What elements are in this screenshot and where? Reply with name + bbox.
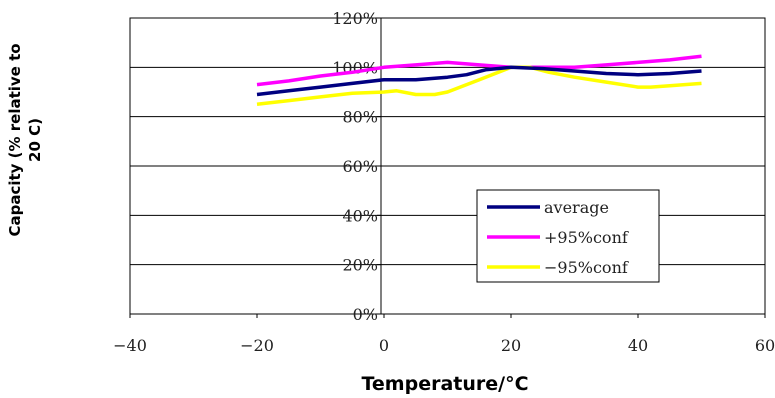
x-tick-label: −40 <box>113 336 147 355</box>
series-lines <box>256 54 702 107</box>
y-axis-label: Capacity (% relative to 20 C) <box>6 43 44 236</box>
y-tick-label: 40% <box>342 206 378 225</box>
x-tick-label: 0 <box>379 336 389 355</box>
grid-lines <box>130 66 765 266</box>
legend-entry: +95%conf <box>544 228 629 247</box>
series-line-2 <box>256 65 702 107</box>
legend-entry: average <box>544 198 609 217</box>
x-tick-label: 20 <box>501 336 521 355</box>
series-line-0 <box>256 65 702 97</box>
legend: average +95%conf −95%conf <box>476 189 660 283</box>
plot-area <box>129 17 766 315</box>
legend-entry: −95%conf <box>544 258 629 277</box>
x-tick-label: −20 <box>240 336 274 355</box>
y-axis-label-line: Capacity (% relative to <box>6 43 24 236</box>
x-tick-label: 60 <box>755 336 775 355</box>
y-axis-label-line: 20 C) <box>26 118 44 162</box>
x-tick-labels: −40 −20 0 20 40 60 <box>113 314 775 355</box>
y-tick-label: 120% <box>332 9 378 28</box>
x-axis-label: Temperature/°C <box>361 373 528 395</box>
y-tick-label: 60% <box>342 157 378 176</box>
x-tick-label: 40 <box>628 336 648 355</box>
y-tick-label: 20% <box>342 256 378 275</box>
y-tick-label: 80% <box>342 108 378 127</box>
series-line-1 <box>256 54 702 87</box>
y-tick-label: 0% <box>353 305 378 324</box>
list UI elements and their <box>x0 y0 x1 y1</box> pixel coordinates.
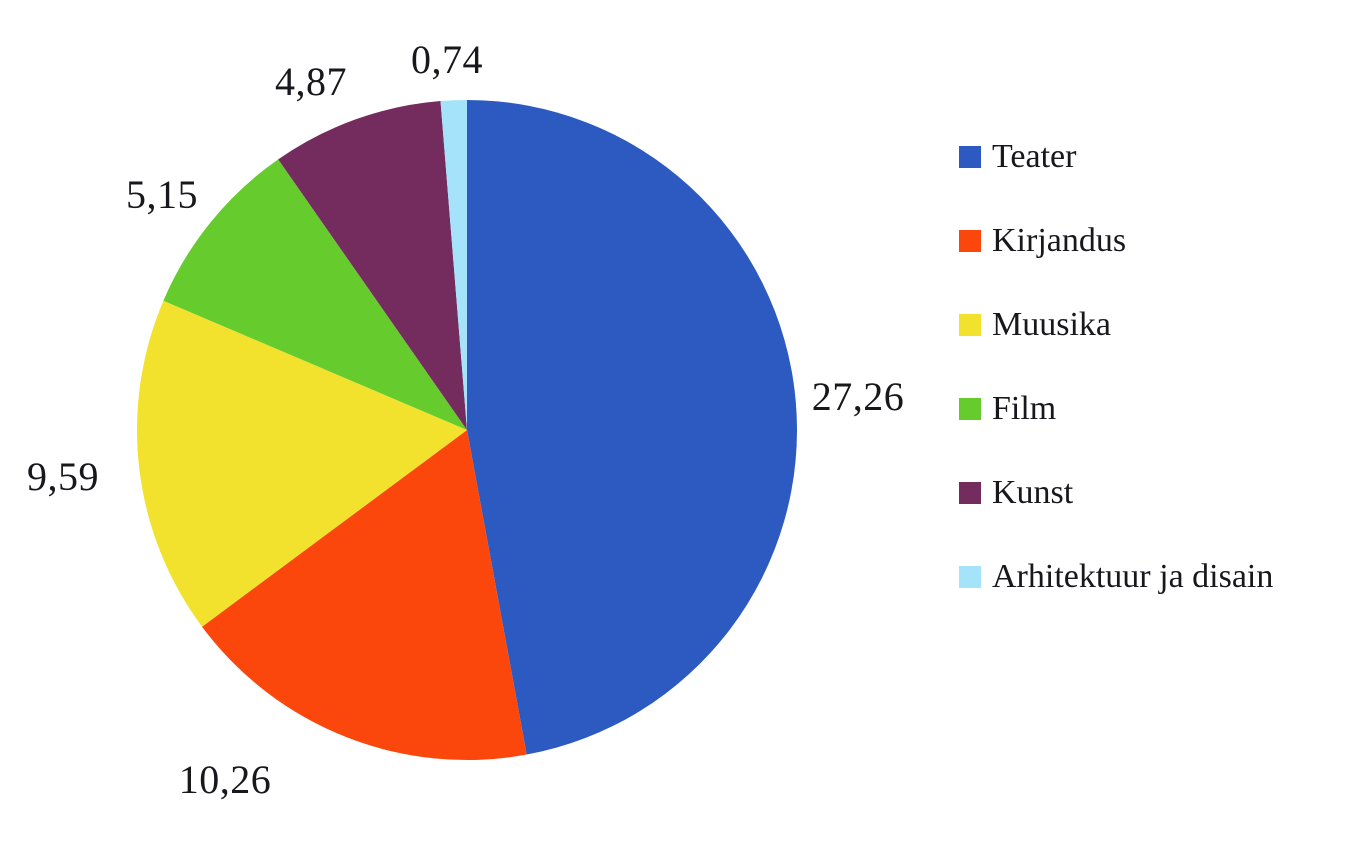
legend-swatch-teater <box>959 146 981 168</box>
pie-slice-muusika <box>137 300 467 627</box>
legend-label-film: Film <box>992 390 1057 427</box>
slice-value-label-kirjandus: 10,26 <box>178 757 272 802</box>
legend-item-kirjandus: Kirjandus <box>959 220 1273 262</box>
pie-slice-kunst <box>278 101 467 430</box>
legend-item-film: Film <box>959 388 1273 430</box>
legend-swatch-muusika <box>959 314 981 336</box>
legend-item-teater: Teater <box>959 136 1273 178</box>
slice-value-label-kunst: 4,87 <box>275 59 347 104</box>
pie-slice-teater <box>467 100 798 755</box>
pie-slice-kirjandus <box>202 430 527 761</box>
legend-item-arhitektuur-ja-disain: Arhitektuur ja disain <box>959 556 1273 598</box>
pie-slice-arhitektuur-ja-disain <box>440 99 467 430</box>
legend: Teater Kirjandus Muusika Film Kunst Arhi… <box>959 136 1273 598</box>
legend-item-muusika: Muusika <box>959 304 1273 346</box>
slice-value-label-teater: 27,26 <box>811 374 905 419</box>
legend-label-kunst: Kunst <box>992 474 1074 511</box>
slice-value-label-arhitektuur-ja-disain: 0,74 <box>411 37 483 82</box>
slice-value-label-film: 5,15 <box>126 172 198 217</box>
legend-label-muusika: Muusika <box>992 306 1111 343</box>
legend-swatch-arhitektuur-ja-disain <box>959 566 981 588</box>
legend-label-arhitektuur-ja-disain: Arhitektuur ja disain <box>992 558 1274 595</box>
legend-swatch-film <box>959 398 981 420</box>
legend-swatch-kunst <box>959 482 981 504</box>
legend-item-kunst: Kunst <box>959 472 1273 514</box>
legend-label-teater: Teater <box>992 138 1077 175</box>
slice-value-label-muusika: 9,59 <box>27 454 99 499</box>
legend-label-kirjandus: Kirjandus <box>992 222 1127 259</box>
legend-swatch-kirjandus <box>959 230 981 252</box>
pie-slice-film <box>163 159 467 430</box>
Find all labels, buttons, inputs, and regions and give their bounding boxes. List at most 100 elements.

^^^^^^^^

* **Written task**
Rewrite the lines above, from the start through the line that contains "list UI elements", as a JSON list of strings with one string per line and blank lines omitted. Leave the pictures out of the list.

* **Reply**
[
  "What elements are in this screenshot and where? Reply with name + bbox.",
  "x-tick-label: −40 <box>113 336 147 355</box>",
  "series-lines <box>256 54 702 107</box>",
  "y-axis-label: Capacity (% relative to 20 C) <box>6 43 44 236</box>",
  "y-tick-label: 40% <box>342 206 378 225</box>",
  "x-tick-label: 0 <box>379 336 389 355</box>",
  "grid-lines <box>130 66 765 266</box>",
  "legend-entry: +95%conf <box>544 228 629 247</box>",
  "series-line-2 <box>256 65 702 107</box>",
  "legend-entry: average <box>544 198 609 217</box>",
  "x-tick-label: 20 <box>501 336 521 355</box>",
  "series-line-0 <box>256 65 702 97</box>",
  "legend: average +95%conf −95%conf <box>476 189 660 283</box>",
  "plot-area <box>129 17 766 315</box>",
  "legend-entry: −95%conf <box>544 258 629 277</box>",
  "x-tick-label: −20 <box>240 336 274 355</box>",
  "y-axis-label-line: Capacity (% relative to <box>6 43 24 236</box>",
  "x-tick-label: 60 <box>755 336 775 355</box>",
  "y-axis-label-line: 20 C) <box>26 118 44 162</box>",
  "x-tick-labels: −40 −20 0 20 40 60 <box>113 314 775 355</box>",
  "y-tick-label: 120% <box>332 9 378 28</box>",
  "x-axis-label: Temperature/°C <box>361 373 528 395</box>",
  "y-tick-label: 60% <box>342 157 378 176</box>",
  "x-tick-label: 40 <box>628 336 648 355</box>",
  "y-tick-label: 20% <box>342 256 378 275</box>",
  "y-tick-label: 80% <box>342 108 378 127</box>",
  "series-line-1 <box>256 54 702 87</box>",
  "y-tick-label: 0% <box>353 305 378 324</box>",
  "list UI elements and their <box>x0 y0 x1 y1</box> pixel coordinates."
]